[Given instruction]
All records below must be retyped exactly.

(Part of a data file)
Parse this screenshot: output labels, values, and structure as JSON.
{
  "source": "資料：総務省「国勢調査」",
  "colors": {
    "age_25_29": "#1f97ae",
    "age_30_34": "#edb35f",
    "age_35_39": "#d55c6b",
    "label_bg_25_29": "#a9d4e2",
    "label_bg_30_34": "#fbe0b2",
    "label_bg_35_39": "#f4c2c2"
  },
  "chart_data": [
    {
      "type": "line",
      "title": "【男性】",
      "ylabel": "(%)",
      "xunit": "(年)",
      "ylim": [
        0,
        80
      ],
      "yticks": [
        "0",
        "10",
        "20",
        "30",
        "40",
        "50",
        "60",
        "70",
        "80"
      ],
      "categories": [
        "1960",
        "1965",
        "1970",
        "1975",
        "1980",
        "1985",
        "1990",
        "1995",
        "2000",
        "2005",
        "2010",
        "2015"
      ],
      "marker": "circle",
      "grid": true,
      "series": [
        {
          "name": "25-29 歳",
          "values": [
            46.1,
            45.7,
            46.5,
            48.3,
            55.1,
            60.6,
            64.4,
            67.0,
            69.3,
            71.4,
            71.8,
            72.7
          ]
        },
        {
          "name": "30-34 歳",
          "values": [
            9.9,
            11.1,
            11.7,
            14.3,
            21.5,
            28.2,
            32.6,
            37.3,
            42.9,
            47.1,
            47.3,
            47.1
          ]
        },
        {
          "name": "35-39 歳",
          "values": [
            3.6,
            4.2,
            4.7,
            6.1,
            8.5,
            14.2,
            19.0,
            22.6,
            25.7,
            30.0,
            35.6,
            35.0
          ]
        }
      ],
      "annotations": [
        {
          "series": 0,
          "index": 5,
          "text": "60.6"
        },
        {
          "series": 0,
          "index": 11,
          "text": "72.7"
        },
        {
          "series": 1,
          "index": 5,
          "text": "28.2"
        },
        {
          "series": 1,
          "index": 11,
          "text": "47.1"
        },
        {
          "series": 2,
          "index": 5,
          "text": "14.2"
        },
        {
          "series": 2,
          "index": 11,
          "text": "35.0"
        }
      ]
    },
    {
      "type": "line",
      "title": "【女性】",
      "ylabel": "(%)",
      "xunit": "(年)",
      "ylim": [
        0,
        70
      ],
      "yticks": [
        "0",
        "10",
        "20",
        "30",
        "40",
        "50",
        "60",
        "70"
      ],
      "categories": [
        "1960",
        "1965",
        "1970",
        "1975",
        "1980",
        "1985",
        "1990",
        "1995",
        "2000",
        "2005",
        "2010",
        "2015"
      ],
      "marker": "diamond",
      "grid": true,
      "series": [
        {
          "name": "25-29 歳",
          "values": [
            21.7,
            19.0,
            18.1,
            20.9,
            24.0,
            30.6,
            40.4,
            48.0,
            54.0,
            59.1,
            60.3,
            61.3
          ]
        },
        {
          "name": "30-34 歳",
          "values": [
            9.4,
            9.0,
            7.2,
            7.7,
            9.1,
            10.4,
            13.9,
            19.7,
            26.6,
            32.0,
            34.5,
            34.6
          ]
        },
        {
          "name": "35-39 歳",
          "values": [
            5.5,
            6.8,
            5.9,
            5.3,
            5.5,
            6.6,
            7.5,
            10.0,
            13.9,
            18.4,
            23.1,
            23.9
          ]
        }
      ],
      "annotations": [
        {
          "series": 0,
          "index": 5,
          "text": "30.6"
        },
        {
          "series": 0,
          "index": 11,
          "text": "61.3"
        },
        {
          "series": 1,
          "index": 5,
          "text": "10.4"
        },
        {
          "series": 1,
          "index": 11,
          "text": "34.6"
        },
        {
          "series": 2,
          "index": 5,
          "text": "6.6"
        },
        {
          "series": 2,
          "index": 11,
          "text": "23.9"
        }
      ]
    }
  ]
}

[Exercise answer]
Parse this screenshot: output labels, values, and structure as JSON.
{
  "source": "資料：総務省「国勢調査」",
  "colors": {
    "age_25_29": "#1f97ae",
    "age_30_34": "#edb35f",
    "age_35_39": "#d55c6b",
    "label_bg_25_29": "#a9d4e2",
    "label_bg_30_34": "#fbe0b2",
    "label_bg_35_39": "#f4c2c2"
  },
  "chart_data": [
    {
      "type": "line",
      "title": "【男性】",
      "ylabel": "(%)",
      "xunit": "(年)",
      "ylim": [
        0,
        80
      ],
      "yticks": [
        "0",
        "10",
        "20",
        "30",
        "40",
        "50",
        "60",
        "70",
        "80"
      ],
      "categories": [
        "1960",
        "1965",
        "1970",
        "1975",
        "1980",
        "1985",
        "1990",
        "1995",
        "2000",
        "2005",
        "2010",
        "2015"
      ],
      "marker": "circle",
      "grid": true,
      "series": [
        {
          "name": "25-29 歳",
          "values": [
            46.1,
            45.7,
            46.5,
            48.3,
            55.1,
            60.6,
            64.4,
            67.0,
            69.3,
            71.4,
            71.8,
            72.7
          ]
        },
        {
          "name": "30-34 歳",
          "values": [
            9.9,
            11.1,
            11.7,
            14.3,
            21.5,
            28.2,
            32.6,
            37.3,
            42.9,
            47.1,
            47.3,
            47.1
          ]
        },
        {
          "name": "35-39 歳",
          "values": [
            3.6,
            4.2,
            4.7,
            6.1,
            8.5,
            14.2,
            19.0,
            22.6,
            25.7,
            30.0,
            35.6,
            35.0
          ]
        }
      ],
      "annotations": [
        {
          "series": 0,
          "index": 5,
          "text": "60.6"
        },
        {
          "series": 0,
          "index": 11,
          "text": "72.7"
        },
        {
          "series": 1,
          "index": 5,
          "text": "28.2"
        },
        {
          "series": 1,
          "index": 11,
          "text": "47.1"
        },
        {
          "series": 2,
          "index": 5,
          "text": "14.2"
        },
        {
          "series": 2,
          "index": 11,
          "text": "35.0"
        }
      ]
    },
    {
      "type": "line",
      "title": "【女性】",
      "ylabel": "(%)",
      "xunit": "(年)",
      "ylim": [
        0,
        70
      ],
      "yticks": [
        "0",
        "10",
        "20",
        "30",
        "40",
        "50",
        "60",
        "70"
      ],
      "categories": [
        "1960",
        "1965",
        "1970",
        "1975",
        "1980",
        "1985",
        "1990",
        "1995",
        "2000",
        "2005",
        "2010",
        "2015"
      ],
      "marker": "diamond",
      "grid": true,
      "series": [
        {
          "name": "25-29 歳",
          "values": [
            21.7,
            19.0,
            18.1,
            20.9,
            24.0,
            30.6,
            40.4,
            48.0,
            54.0,
            59.1,
            60.3,
            61.3
          ]
        },
        {
          "name": "30-34 歳",
          "values": [
            9.4,
            9.0,
            7.2,
            7.7,
            9.1,
            10.4,
            13.9,
            19.7,
            26.6,
            32.0,
            34.5,
            34.6
          ]
        },
        {
          "name": "35-39 歳",
          "values": [
            5.5,
            6.8,
            5.9,
            5.3,
            5.5,
            6.6,
            7.5,
            10.0,
            13.9,
            18.4,
            23.1,
            23.9
          ]
        }
      ],
      "annotations": [
        {
          "series": 0,
          "index": 5,
          "text": "30.6"
        },
        {
          "series": 0,
          "index": 11,
          "text": "61.3"
        },
        {
          "series": 1,
          "index": 5,
          "text": "10.4"
        },
        {
          "series": 1,
          "index": 11,
          "text": "34.6"
        },
        {
          "series": 2,
          "index": 5,
          "text": "6.6"
        },
        {
          "series": 2,
          "index": 11,
          "text": "23.9"
        }
      ]
    }
  ]
}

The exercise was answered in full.